=== SUPPLIED DATA ===
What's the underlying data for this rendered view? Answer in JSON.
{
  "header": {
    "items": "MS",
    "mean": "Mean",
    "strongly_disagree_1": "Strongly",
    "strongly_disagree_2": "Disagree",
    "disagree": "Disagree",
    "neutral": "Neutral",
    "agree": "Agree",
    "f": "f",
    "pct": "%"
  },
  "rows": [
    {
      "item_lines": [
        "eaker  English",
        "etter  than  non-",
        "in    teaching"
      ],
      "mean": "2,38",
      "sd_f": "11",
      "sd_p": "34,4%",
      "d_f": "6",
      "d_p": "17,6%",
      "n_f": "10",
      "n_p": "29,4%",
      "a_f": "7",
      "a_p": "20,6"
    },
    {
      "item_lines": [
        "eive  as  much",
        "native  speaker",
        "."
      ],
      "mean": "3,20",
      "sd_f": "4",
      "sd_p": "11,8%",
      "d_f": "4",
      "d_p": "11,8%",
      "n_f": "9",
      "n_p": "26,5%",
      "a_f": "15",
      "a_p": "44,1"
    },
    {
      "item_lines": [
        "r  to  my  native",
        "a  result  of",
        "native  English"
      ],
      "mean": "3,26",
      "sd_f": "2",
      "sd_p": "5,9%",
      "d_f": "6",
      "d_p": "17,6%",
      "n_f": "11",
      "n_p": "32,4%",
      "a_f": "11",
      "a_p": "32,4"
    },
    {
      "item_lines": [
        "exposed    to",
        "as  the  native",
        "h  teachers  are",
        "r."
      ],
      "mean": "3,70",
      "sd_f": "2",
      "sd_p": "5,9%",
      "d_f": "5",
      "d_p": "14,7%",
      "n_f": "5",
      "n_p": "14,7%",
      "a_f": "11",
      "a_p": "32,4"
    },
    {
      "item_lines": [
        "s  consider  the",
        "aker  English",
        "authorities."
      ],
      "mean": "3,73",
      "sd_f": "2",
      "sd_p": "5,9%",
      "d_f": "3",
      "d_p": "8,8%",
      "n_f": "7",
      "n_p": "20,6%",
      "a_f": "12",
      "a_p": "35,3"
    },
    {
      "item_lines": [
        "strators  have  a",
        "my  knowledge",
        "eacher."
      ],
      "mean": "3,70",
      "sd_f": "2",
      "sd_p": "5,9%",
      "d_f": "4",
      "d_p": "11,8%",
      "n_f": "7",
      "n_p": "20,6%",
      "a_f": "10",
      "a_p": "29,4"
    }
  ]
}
===
▶ TASK REQUIREMENTS
Search the preceding listing for the word "mean" and pull out every line that holds it.

▶ RESPONSE FOR THIS EXERCISE
    "mean": "Mean",
      "mean": "2,38",
      "mean": "3,20",
      "mean": "3,26",
      "mean": "3,70",
      "mean": "3,73",
      "mean": "3,70",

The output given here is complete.